GOAL OF THE EXERCISE = Restate every entry word for word.

(Stored entries)
* Begin *

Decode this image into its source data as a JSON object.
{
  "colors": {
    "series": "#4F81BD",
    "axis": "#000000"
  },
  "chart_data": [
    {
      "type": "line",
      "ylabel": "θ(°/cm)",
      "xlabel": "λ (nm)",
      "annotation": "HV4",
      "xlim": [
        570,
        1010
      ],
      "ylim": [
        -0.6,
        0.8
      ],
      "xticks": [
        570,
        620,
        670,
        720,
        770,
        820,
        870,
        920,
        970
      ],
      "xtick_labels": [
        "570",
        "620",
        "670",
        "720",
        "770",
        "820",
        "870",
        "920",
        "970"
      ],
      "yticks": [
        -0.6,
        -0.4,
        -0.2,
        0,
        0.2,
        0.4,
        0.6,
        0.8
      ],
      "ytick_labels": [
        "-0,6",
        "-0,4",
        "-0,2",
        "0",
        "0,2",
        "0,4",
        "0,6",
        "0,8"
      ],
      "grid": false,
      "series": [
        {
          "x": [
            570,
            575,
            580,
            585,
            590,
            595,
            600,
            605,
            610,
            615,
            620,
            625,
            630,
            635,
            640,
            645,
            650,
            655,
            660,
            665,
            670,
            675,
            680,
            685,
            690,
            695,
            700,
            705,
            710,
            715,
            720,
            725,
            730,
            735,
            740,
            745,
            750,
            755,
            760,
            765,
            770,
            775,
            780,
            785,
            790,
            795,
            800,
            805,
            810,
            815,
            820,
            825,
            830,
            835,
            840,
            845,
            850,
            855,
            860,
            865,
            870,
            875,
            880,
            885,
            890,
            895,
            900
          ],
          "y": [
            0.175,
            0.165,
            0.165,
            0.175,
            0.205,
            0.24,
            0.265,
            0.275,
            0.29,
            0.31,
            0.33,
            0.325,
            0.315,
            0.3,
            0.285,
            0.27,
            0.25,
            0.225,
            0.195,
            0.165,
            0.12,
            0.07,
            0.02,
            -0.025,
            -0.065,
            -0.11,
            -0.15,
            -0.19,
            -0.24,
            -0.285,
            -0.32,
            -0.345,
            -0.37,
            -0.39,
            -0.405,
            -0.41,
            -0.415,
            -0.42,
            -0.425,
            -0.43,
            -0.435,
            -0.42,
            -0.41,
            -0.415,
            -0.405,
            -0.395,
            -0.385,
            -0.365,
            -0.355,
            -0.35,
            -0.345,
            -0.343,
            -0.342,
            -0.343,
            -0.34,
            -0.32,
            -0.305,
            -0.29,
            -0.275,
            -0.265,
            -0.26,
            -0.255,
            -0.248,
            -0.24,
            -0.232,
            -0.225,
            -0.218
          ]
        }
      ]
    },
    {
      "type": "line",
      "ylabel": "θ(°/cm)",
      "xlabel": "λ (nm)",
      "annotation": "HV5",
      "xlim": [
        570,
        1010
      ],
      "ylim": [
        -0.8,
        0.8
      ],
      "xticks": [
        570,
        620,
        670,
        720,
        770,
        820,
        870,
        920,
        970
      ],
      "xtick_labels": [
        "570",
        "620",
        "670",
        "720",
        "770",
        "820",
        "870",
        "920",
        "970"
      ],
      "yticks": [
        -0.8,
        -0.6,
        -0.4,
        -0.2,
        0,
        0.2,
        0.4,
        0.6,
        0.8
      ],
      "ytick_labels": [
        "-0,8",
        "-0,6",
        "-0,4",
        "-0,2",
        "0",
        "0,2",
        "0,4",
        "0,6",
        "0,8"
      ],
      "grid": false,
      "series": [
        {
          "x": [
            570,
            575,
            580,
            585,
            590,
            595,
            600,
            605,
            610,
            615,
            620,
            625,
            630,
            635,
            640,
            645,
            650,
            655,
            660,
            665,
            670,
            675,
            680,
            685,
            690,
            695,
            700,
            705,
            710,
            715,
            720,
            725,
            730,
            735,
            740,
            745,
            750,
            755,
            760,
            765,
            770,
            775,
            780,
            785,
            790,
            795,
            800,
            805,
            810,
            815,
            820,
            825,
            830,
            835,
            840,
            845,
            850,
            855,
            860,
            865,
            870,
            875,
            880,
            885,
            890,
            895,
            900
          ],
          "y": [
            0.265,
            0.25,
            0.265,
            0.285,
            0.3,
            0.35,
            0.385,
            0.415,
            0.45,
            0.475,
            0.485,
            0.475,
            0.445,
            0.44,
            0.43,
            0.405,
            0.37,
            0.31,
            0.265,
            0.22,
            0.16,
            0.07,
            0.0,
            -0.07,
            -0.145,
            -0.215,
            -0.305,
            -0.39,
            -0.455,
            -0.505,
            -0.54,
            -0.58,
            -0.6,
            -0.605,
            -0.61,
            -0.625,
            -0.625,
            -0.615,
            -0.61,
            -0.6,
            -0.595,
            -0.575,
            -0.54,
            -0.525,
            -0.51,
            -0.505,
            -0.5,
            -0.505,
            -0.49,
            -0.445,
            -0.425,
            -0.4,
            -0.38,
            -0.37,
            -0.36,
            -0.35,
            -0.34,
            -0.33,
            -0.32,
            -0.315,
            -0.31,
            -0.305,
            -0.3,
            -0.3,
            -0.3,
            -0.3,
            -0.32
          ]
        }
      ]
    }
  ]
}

* End *

COMPLETE OUTPUT =
Decode this image into its source data as a JSON object.
{
  "colors": {
    "series": "#4F81BD",
    "axis": "#000000"
  },
  "chart_data": [
    {
      "type": "line",
      "ylabel": "θ(°/cm)",
      "xlabel": "λ (nm)",
      "annotation": "HV4",
      "xlim": [
        570,
        1010
      ],
      "ylim": [
        -0.6,
        0.8
      ],
      "xticks": [
        570,
        620,
        670,
        720,
        770,
        820,
        870,
        920,
        970
      ],
      "xtick_labels": [
        "570",
        "620",
        "670",
        "720",
        "770",
        "820",
        "870",
        "920",
        "970"
      ],
      "yticks": [
        -0.6,
        -0.4,
        -0.2,
        0,
        0.2,
        0.4,
        0.6,
        0.8
      ],
      "ytick_labels": [
        "-0,6",
        "-0,4",
        "-0,2",
        "0",
        "0,2",
        "0,4",
        "0,6",
        "0,8"
      ],
      "grid": false,
      "series": [
        {
          "x": [
            570,
            575,
            580,
            585,
            590,
            595,
            600,
            605,
            610,
            615,
            620,
            625,
            630,
            635,
            640,
            645,
            650,
            655,
            660,
            665,
            670,
            675,
            680,
            685,
            690,
            695,
            700,
            705,
            710,
            715,
            720,
            725,
            730,
            735,
            740,
            745,
            750,
            755,
            760,
            765,
            770,
            775,
            780,
            785,
            790,
            795,
            800,
            805,
            810,
            815,
            820,
            825,
            830,
            835,
            840,
            845,
            850,
            855,
            860,
            865,
            870,
            875,
            880,
            885,
            890,
            895,
            900
          ],
          "y": [
            0.175,
            0.165,
            0.165,
            0.175,
            0.205,
            0.24,
            0.265,
            0.275,
            0.29,
            0.31,
            0.33,
            0.325,
            0.315,
            0.3,
            0.285,
            0.27,
            0.25,
            0.225,
            0.195,
            0.165,
            0.12,
            0.07,
            0.02,
            -0.025,
            -0.065,
            -0.11,
            -0.15,
            -0.19,
            -0.24,
            -0.285,
            -0.32,
            -0.345,
            -0.37,
            -0.39,
            -0.405,
            -0.41,
            -0.415,
            -0.42,
            -0.425,
            -0.43,
            -0.435,
            -0.42,
            -0.41,
            -0.415,
            -0.405,
            -0.395,
            -0.385,
            -0.365,
            -0.355,
            -0.35,
            -0.345,
            -0.343,
            -0.342,
            -0.343,
            -0.34,
            -0.32,
            -0.305,
            -0.29,
            -0.275,
            -0.265,
            -0.26,
            -0.255,
            -0.248,
            -0.24,
            -0.232,
            -0.225,
            -0.218
          ]
        }
      ]
    },
    {
      "type": "line",
      "ylabel": "θ(°/cm)",
      "xlabel": "λ (nm)",
      "annotation": "HV5",
      "xlim": [
        570,
        1010
      ],
      "ylim": [
        -0.8,
        0.8
      ],
      "xticks": [
        570,
        620,
        670,
        720,
        770,
        820,
        870,
        920,
        970
      ],
      "xtick_labels": [
        "570",
        "620",
        "670",
        "720",
        "770",
        "820",
        "870",
        "920",
        "970"
      ],
      "yticks": [
        -0.8,
        -0.6,
        -0.4,
        -0.2,
        0,
        0.2,
        0.4,
        0.6,
        0.8
      ],
      "ytick_labels": [
        "-0,8",
        "-0,6",
        "-0,4",
        "-0,2",
        "0",
        "0,2",
        "0,4",
        "0,6",
        "0,8"
      ],
      "grid": false,
      "series": [
        {
          "x": [
            570,
            575,
            580,
            585,
            590,
            595,
            600,
            605,
            610,
            615,
            620,
            625,
            630,
            635,
            640,
            645,
            650,
            655,
            660,
            665,
            670,
            675,
            680,
            685,
            690,
            695,
            700,
            705,
            710,
            715,
            720,
            725,
            730,
            735,
            740,
            745,
            750,
            755,
            760,
            765,
            770,
            775,
            780,
            785,
            790,
            795,
            800,
            805,
            810,
            815,
            820,
            825,
            830,
            835,
            840,
            845,
            850,
            855,
            860,
            865,
            870,
            875,
            880,
            885,
            890,
            895,
            900
          ],
          "y": [
            0.265,
            0.25,
            0.265,
            0.285,
            0.3,
            0.35,
            0.385,
            0.415,
            0.45,
            0.475,
            0.485,
            0.475,
            0.445,
            0.44,
            0.43,
            0.405,
            0.37,
            0.31,
            0.265,
            0.22,
            0.16,
            0.07,
            0.0,
            -0.07,
            -0.145,
            -0.215,
            -0.305,
            -0.39,
            -0.455,
            -0.505,
            -0.54,
            -0.58,
            -0.6,
            -0.605,
            -0.61,
            -0.625,
            -0.625,
            -0.615,
            -0.61,
            -0.6,
            -0.595,
            -0.575,
            -0.54,
            -0.525,
            -0.51,
            -0.505,
            -0.5,
            -0.505,
            -0.49,
            -0.445,
            -0.425,
            -0.4,
            -0.38,
            -0.37,
            -0.36,
            -0.35,
            -0.34,
            -0.33,
            -0.32,
            -0.315,
            -0.31,
            -0.305,
            -0.3,
            -0.3,
            -0.3,
            -0.3,
            -0.32
          ]
        }
      ]
    }
  ]
}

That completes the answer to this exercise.